DATA LINES:
## Start

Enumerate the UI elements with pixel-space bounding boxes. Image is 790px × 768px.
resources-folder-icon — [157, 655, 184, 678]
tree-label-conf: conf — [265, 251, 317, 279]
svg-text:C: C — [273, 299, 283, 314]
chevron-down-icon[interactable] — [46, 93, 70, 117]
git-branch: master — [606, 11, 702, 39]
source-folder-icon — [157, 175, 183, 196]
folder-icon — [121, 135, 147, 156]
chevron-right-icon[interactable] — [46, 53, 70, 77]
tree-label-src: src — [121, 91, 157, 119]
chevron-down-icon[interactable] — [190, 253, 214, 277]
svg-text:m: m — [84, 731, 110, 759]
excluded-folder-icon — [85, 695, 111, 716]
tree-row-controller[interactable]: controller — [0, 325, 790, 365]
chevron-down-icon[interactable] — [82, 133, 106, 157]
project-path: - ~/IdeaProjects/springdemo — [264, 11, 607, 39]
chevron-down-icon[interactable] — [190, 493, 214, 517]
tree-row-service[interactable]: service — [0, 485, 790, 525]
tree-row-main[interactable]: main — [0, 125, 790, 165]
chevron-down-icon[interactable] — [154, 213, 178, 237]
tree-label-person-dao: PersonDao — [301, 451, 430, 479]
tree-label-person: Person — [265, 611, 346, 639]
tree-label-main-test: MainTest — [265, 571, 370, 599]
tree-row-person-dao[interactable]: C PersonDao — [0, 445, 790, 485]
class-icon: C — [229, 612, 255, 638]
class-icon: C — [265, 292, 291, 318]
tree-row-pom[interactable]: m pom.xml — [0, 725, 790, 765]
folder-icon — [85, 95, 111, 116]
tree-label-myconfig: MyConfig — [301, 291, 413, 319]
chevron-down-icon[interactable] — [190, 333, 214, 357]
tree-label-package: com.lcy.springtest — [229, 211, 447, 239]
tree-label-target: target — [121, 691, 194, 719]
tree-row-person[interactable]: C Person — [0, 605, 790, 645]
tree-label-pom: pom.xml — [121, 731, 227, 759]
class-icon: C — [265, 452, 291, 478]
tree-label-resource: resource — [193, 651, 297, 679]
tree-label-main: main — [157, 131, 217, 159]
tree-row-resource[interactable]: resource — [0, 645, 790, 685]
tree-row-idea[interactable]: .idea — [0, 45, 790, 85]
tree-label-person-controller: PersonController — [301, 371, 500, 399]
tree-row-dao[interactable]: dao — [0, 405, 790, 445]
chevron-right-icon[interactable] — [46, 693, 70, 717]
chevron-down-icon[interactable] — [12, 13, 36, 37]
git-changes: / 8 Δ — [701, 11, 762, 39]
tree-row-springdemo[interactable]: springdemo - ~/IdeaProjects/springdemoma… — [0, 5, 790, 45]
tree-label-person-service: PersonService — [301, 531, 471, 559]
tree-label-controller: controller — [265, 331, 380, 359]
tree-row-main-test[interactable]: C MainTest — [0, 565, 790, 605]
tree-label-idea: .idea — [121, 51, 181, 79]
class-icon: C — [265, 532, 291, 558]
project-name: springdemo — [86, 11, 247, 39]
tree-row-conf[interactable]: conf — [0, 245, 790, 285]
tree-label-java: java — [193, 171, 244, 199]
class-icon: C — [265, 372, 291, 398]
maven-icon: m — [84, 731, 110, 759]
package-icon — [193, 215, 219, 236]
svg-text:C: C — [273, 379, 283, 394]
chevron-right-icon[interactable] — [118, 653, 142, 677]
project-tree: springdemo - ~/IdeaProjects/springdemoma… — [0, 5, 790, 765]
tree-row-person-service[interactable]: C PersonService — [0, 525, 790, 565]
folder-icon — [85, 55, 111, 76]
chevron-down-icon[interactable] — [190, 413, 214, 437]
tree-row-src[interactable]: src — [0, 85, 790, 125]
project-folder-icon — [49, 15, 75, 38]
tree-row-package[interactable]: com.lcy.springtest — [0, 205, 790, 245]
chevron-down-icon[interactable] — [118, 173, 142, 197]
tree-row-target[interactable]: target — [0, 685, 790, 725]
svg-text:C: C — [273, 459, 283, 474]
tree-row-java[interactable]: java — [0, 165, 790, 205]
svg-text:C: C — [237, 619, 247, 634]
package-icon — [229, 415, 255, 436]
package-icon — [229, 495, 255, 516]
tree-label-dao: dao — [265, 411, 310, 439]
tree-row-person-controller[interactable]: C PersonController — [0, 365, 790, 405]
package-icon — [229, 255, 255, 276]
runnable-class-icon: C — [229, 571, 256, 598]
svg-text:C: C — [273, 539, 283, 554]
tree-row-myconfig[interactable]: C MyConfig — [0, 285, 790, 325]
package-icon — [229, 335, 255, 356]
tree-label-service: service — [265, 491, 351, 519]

## End

YOUR OBJECTIVE: Please show each line of the listing that contains the string "PersonService", counting uppercase and lowercase letters as different.

EXERCISE SOLUTION:
tree-label-person-service: PersonService — [301, 531, 471, 559]
tree-row-person-service[interactable]: C PersonService — [0, 525, 790, 565]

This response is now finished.